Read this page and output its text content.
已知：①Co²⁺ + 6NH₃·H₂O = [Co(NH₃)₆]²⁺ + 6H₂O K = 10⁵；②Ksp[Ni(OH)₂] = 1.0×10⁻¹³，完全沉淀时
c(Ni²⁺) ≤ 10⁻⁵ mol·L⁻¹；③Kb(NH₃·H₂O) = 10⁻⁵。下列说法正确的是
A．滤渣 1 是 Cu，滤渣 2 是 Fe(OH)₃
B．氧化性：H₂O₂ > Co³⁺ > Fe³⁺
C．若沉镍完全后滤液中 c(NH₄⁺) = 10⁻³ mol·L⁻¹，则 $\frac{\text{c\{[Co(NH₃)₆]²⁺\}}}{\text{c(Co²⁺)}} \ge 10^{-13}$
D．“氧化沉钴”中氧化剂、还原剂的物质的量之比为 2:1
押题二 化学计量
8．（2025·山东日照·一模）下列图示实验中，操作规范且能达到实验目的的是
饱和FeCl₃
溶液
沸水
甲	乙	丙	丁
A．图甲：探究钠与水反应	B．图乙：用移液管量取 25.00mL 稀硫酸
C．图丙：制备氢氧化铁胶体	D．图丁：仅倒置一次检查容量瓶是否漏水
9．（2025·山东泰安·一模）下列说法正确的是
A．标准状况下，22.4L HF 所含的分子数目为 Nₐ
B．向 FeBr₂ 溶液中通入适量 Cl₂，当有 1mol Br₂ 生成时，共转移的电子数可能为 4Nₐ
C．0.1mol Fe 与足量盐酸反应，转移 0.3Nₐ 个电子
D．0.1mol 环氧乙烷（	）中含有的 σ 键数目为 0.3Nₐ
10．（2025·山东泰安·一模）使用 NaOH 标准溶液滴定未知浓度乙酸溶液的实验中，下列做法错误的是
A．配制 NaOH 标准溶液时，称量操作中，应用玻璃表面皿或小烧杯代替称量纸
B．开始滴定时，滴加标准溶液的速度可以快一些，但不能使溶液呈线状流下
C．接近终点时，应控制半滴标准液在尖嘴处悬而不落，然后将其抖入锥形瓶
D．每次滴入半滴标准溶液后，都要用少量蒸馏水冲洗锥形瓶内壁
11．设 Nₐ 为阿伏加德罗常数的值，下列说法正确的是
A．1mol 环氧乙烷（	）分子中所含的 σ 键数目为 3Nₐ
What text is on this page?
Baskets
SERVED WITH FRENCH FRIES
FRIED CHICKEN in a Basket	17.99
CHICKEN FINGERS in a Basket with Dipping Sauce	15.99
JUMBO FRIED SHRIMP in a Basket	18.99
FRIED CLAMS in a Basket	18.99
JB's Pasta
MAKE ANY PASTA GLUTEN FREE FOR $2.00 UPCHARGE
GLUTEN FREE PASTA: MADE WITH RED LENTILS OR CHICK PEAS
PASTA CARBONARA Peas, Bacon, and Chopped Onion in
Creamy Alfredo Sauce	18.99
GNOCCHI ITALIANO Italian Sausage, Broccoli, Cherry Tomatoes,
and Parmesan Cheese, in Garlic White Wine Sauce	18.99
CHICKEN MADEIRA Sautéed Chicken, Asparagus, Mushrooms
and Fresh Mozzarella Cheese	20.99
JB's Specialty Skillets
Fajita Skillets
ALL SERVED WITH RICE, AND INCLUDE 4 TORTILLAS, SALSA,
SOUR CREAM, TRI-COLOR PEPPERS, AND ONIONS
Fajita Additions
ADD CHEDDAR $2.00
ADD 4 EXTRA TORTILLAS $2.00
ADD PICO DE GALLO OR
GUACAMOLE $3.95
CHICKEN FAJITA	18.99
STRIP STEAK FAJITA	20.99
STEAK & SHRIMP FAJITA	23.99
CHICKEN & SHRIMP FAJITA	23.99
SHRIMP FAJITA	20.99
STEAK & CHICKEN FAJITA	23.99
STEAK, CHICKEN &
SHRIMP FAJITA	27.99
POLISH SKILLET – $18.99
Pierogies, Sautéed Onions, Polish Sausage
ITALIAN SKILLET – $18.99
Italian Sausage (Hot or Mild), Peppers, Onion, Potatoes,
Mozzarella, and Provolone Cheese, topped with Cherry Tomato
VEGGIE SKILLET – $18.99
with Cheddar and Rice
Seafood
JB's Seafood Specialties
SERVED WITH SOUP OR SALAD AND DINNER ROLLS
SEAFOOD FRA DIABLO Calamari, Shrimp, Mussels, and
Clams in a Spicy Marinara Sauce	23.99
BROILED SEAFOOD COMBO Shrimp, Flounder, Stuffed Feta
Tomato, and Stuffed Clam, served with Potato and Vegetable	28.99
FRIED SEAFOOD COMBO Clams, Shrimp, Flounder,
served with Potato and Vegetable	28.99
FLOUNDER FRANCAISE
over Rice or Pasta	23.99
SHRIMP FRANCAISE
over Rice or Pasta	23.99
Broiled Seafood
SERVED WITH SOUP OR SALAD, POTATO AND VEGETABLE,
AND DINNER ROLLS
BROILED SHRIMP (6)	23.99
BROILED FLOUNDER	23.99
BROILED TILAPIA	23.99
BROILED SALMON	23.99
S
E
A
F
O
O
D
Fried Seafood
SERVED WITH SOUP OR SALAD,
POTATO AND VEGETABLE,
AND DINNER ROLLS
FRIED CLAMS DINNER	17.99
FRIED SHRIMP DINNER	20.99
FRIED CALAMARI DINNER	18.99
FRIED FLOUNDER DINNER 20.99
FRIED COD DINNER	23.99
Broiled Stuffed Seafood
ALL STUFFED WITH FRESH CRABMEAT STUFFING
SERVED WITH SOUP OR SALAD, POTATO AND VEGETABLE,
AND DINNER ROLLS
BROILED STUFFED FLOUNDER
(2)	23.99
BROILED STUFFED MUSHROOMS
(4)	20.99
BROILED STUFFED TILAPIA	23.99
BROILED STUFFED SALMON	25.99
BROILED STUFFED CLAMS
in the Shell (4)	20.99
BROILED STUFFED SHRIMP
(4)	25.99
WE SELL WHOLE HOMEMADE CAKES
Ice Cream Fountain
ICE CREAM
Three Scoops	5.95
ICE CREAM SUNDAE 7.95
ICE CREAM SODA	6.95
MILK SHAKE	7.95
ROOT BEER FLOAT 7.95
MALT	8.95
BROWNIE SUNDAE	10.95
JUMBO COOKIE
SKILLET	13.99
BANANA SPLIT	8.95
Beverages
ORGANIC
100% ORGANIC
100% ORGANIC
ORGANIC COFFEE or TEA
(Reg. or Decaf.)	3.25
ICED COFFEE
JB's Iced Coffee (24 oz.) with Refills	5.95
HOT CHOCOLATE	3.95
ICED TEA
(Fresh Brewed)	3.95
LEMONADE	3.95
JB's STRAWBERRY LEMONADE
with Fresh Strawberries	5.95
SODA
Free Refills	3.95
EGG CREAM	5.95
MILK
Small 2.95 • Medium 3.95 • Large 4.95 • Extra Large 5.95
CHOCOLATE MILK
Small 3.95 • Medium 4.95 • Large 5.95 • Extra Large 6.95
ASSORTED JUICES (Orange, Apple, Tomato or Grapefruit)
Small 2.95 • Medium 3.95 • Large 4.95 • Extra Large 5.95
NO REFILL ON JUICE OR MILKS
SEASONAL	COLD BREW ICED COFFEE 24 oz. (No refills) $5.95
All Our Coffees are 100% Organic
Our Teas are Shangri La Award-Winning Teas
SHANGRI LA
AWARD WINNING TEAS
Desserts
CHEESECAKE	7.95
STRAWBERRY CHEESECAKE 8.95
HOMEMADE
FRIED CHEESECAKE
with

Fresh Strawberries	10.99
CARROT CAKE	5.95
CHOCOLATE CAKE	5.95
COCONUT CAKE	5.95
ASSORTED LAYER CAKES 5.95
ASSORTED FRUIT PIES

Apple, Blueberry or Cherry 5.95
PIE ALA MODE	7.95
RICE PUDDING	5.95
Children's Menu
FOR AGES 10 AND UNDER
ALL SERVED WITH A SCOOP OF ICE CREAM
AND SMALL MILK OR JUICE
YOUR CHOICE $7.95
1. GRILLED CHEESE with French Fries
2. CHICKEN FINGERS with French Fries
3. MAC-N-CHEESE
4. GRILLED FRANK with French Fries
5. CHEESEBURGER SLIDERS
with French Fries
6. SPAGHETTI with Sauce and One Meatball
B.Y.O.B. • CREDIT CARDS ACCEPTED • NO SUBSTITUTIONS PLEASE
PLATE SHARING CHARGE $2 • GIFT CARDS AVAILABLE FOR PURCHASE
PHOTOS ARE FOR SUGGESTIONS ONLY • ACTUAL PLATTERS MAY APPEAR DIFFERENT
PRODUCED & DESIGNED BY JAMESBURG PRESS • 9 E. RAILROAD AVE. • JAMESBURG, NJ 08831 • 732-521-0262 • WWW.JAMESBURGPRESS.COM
----------
Task details = The lines to collect are those holding the string "TORTILLAS"; copy them all.

Complete output =
ALL SERVED WITH RICE, AND INCLUDE 4 TORTILLAS, SALSA,
ADD 4 EXTRA TORTILLAS $2.00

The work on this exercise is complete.